• [What you will do]: Would you write out the listing verbatim and skip every picture in it?

Stored records

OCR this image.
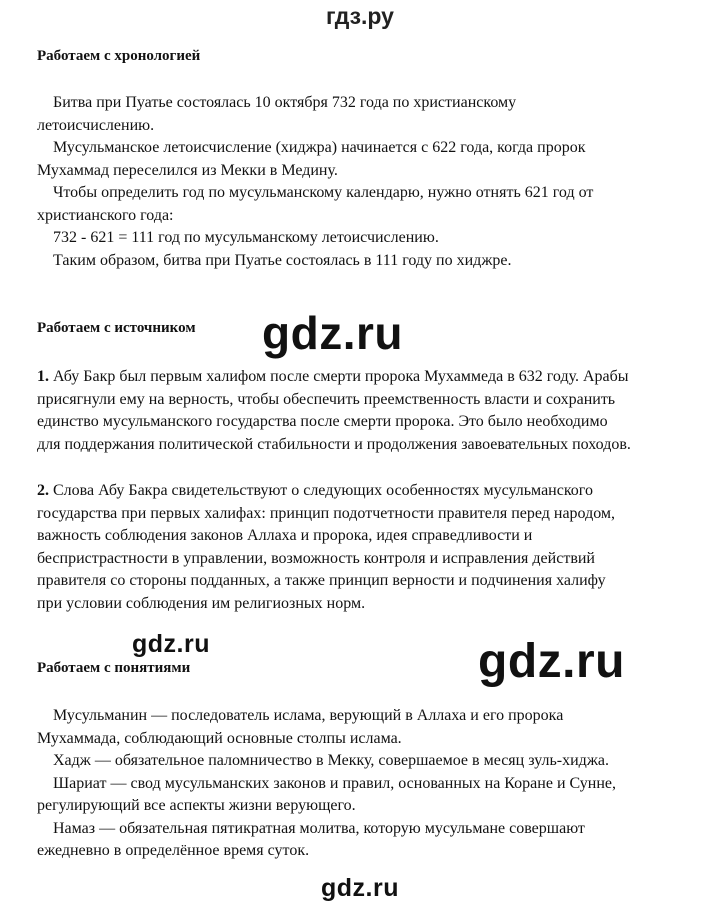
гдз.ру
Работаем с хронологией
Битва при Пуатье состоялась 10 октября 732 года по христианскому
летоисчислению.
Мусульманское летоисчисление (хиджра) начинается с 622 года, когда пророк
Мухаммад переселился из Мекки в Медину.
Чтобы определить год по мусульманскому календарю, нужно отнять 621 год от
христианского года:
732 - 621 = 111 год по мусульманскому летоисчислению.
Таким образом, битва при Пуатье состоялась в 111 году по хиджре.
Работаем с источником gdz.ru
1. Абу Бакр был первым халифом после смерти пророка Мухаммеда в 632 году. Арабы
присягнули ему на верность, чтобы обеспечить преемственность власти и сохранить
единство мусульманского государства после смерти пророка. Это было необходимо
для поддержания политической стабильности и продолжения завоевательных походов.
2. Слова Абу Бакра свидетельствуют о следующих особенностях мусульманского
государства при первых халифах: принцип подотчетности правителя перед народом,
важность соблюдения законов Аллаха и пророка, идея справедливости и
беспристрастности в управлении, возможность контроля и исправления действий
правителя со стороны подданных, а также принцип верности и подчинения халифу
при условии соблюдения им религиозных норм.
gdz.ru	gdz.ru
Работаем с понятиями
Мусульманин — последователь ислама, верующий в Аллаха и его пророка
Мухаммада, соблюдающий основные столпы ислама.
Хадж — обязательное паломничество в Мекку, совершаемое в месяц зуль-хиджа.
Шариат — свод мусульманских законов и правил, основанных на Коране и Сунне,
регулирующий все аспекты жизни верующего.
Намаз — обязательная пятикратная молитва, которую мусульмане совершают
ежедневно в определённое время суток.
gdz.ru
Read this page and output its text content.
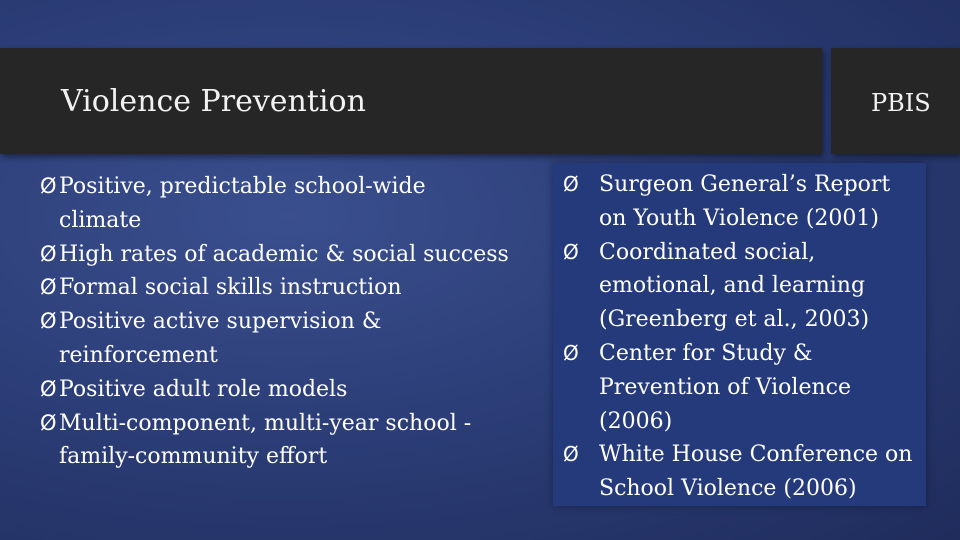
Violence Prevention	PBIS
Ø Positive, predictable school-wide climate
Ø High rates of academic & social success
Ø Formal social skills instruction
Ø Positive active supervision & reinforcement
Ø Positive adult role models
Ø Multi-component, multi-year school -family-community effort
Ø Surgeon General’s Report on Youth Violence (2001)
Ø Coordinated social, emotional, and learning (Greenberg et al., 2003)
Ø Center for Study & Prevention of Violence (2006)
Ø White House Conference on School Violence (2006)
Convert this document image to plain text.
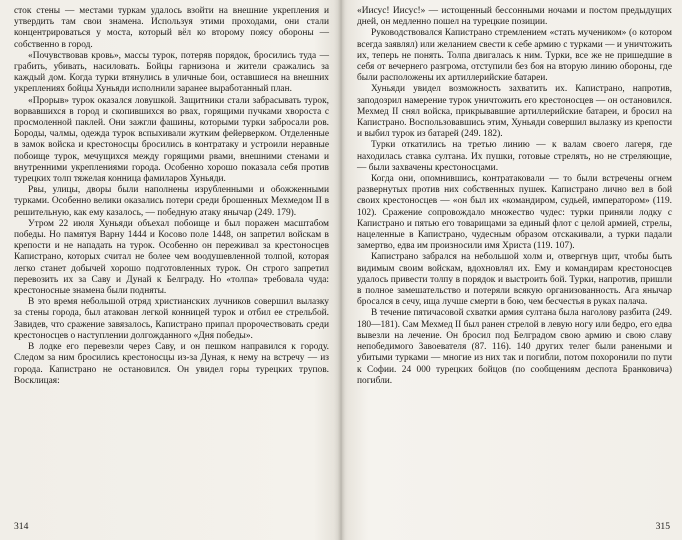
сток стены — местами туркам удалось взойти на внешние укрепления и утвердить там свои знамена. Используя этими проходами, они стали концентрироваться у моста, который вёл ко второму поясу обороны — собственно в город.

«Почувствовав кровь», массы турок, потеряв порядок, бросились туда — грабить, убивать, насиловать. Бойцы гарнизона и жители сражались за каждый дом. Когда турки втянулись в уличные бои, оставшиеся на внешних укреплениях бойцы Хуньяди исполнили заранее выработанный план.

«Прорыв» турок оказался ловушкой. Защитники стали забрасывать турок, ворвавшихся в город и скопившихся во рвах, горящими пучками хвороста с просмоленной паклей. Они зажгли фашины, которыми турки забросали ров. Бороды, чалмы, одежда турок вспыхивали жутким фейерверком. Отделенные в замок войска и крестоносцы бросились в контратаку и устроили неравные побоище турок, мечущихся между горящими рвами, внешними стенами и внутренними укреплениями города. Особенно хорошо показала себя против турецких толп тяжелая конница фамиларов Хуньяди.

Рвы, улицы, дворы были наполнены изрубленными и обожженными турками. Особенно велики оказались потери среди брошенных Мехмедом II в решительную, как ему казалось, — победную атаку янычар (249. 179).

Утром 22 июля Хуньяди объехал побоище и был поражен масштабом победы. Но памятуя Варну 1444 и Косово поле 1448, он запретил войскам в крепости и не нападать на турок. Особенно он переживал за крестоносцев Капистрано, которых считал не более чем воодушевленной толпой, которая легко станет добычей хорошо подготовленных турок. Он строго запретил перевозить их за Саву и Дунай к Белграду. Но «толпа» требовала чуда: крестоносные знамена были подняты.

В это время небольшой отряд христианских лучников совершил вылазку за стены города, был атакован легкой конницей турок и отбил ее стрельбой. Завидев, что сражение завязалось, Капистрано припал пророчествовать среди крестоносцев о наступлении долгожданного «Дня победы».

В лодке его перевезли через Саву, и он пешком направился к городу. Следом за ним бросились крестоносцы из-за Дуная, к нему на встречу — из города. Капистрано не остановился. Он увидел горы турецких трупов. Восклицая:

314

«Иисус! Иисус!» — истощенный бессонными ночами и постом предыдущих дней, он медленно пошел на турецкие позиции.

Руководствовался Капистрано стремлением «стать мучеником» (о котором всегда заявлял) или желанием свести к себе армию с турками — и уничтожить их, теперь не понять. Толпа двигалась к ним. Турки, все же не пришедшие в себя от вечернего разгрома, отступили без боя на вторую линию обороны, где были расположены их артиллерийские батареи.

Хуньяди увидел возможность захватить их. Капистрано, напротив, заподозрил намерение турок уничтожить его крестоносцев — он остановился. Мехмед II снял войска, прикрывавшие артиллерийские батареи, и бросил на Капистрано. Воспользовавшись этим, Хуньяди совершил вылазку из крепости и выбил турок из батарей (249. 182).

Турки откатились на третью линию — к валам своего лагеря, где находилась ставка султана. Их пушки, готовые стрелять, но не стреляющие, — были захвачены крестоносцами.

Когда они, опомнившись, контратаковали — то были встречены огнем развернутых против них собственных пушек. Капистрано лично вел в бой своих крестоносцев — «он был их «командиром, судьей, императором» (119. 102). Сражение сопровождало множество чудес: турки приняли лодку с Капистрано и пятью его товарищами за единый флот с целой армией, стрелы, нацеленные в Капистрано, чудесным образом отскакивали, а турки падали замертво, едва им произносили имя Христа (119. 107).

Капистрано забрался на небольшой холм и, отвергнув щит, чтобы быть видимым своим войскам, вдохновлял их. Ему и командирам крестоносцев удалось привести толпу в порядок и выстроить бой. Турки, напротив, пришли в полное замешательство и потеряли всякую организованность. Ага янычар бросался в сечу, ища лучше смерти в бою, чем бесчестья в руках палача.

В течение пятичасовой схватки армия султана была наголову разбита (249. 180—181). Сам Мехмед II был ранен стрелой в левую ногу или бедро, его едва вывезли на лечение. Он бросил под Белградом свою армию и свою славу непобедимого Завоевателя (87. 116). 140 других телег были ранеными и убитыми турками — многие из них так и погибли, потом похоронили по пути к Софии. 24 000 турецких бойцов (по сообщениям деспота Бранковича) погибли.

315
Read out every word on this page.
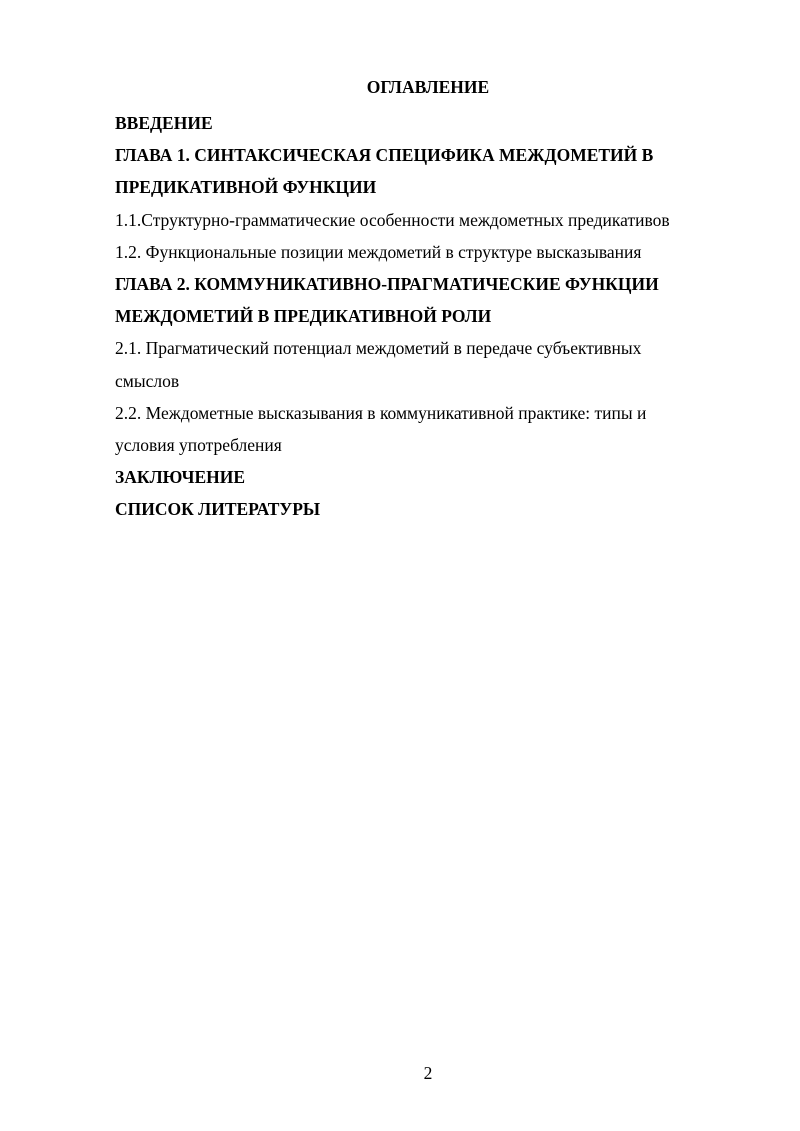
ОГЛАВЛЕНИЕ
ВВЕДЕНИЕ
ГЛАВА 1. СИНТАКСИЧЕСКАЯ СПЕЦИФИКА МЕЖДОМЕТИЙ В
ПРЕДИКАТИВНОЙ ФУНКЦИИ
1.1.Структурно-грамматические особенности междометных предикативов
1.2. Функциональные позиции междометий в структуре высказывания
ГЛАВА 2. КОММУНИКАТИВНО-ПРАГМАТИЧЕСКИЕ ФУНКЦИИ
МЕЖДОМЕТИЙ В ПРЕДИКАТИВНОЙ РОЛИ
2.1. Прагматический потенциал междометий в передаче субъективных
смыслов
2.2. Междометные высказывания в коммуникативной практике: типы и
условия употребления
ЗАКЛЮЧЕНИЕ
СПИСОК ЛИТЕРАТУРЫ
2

• [Written reply]:
OCR this image.
гдз.ру
Работаем с хронологией
Битва при Пуатье состоялась 10 октября 732 года по христианскому
летоисчислению.
Мусульманское летоисчисление (хиджра) начинается с 622 года, когда пророк
Мухаммад переселился из Мекки в Медину.
Чтобы определить год по мусульманскому календарю, нужно отнять 621 год от
христианского года:
732 - 621 = 111 год по мусульманскому летоисчислению.
Таким образом, битва при Пуатье состоялась в 111 году по хиджре.
Работаем с источником gdz.ru
1. Абу Бакр был первым халифом после смерти пророка Мухаммеда в 632 году. Арабы
присягнули ему на верность, чтобы обеспечить преемственность власти и сохранить
единство мусульманского государства после смерти пророка. Это было необходимо
для поддержания политической стабильности и продолжения завоевательных походов.
2. Слова Абу Бакра свидетельствуют о следующих особенностях мусульманского
государства при первых халифах: принцип подотчетности правителя перед народом,
важность соблюдения законов Аллаха и пророка, идея справедливости и
беспристрастности в управлении, возможность контроля и исправления действий
правителя со стороны подданных, а также принцип верности и подчинения халифу
при условии соблюдения им религиозных норм.
gdz.ru	gdz.ru
Работаем с понятиями
Мусульманин — последователь ислама, верующий в Аллаха и его пророка
Мухаммада, соблюдающий основные столпы ислама.
Хадж — обязательное паломничество в Мекку, совершаемое в месяц зуль-хиджа.
Шариат — свод мусульманских законов и правил, основанных на Коране и Сунне,
регулирующий все аспекты жизни верующего.
Намаз — обязательная пятикратная молитва, которую мусульмане совершают
ежедневно в определённое время суток.
gdz.ru
Read this page and output its text content.
Violence Prevention	PBIS
Ø Positive, predictable school-wide climate
Ø High rates of academic & social success
Ø Formal social skills instruction
Ø Positive active supervision & reinforcement
Ø Positive adult role models
Ø Multi-component, multi-year school -family-community effort
Ø Surgeon General’s Report on Youth Violence (2001)
Ø Coordinated social, emotional, and learning (Greenberg et al., 2003)
Ø Center for Study & Prevention of Violence (2006)
Ø White House Conference on School Violence (2006)
Convert this document image to plain text.
сток стены — местами туркам удалось взойти на внешние укрепления и утвердить там свои знамена. Используя этими проходами, они стали концентрироваться у моста, который вёл ко второму поясу обороны — собственно в город.

«Почувствовав кровь», массы турок, потеряв порядок, бросились туда — грабить, убивать, насиловать. Бойцы гарнизона и жители сражались за каждый дом. Когда турки втянулись в уличные бои, оставшиеся на внешних укреплениях бойцы Хуньяди исполнили заранее выработанный план.

«Прорыв» турок оказался ловушкой. Защитники стали забрасывать турок, ворвавшихся в город и скопившихся во рвах, горящими пучками хвороста с просмоленной паклей. Они зажгли фашины, которыми турки забросали ров. Бороды, чалмы, одежда турок вспыхивали жутким фейерверком. Отделенные в замок войска и крестоносцы бросились в контратаку и устроили неравные побоище турок, мечущихся между горящими рвами, внешними стенами и внутренними укреплениями города. Особенно хорошо показала себя против турецких толп тяжелая конница фамиларов Хуньяди.

Рвы, улицы, дворы были наполнены изрубленными и обожженными турками. Особенно велики оказались потери среди брошенных Мехмедом II в решительную, как ему казалось, — победную атаку янычар (249. 179).

Утром 22 июля Хуньяди объехал побоище и был поражен масштабом победы. Но памятуя Варну 1444 и Косово поле 1448, он запретил войскам в крепости и не нападать на турок. Особенно он переживал за крестоносцев Капистрано, которых считал не более чем воодушевленной толпой, которая легко станет добычей хорошо подготовленных турок. Он строго запретил перевозить их за Саву и Дунай к Белграду. Но «толпа» требовала чуда: крестоносные знамена были подняты.

В это время небольшой отряд христианских лучников совершил вылазку за стены города, был атакован легкой конницей турок и отбил ее стрельбой. Завидев, что сражение завязалось, Капистрано припал пророчествовать среди крестоносцев о наступлении долгожданного «Дня победы».

В лодке его перевезли через Саву, и он пешком направился к городу. Следом за ним бросились крестоносцы из-за Дуная, к нему на встречу — из города. Капистрано не остановился. Он увидел горы турецких трупов. Восклицая:

314

«Иисус! Иисус!» — истощенный бессонными ночами и постом предыдущих дней, он медленно пошел на турецкие позиции.

Руководствовался Капистрано стремлением «стать мучеником» (о котором всегда заявлял) или желанием свести к себе армию с турками — и уничтожить их, теперь не понять. Толпа двигалась к ним. Турки, все же не пришедшие в себя от вечернего разгрома, отступили без боя на вторую линию обороны, где были расположены их артиллерийские батареи.

Хуньяди увидел возможность захватить их. Капистрано, напротив, заподозрил намерение турок уничтожить его крестоносцев — он остановился. Мехмед II снял войска, прикрывавшие артиллерийские батареи, и бросил на Капистрано. Воспользовавшись этим, Хуньяди совершил вылазку из крепости и выбил турок из батарей (249. 182).

Турки откатились на третью линию — к валам своего лагеря, где находилась ставка султана. Их пушки, готовые стрелять, но не стреляющие, — были захвачены крестоносцами.

Когда они, опомнившись, контратаковали — то были встречены огнем развернутых против них собственных пушек. Капистрано лично вел в бой своих крестоносцев — «он был их «командиром, судьей, императором» (119. 102). Сражение сопровождало множество чудес: турки приняли лодку с Капистрано и пятью его товарищами за единый флот с целой армией, стрелы, нацеленные в Капистрано, чудесным образом отскакивали, а турки падали замертво, едва им произносили имя Христа (119. 107).

Капистрано забрался на небольшой холм и, отвергнув щит, чтобы быть видимым своим войскам, вдохновлял их. Ему и командирам крестоносцев удалось привести толпу в порядок и выстроить бой. Турки, напротив, пришли в полное замешательство и потеряли всякую организованность. Ага янычар бросался в сечу, ища лучше смерти в бою, чем бесчестья в руках палача.

В течение пятичасовой схватки армия султана была наголову разбита (249. 180—181). Сам Мехмед II был ранен стрелой в левую ногу или бедро, его едва вывезли на лечение. Он бросил под Белградом свою армию и свою славу непобедимого Завоевателя (87. 116). 140 других телег были ранеными и убитыми турками — многие из них так и погибли, потом похоронили по пути к Софии. 24 000 турецких бойцов (по сообщениям деспота Бранковича) погибли.

315
Read out every word on this page.
ОГЛАВЛЕНИЕ
ВВЕДЕНИЕ
ГЛАВА 1. СИНТАКСИЧЕСКАЯ СПЕЦИФИКА МЕЖДОМЕТИЙ В
ПРЕДИКАТИВНОЙ ФУНКЦИИ
1.1.Структурно-грамматические особенности междометных предикативов
1.2. Функциональные позиции междометий в структуре высказывания
ГЛАВА 2. КОММУНИКАТИВНО-ПРАГМАТИЧЕСКИЕ ФУНКЦИИ
МЕЖДОМЕТИЙ В ПРЕДИКАТИВНОЙ РОЛИ
2.1. Прагматический потенциал междометий в передаче субъективных
смыслов
2.2. Междометные высказывания в коммуникативной практике: типы и
условия употребления
ЗАКЛЮЧЕНИЕ
СПИСОК ЛИТЕРАТУРЫ
2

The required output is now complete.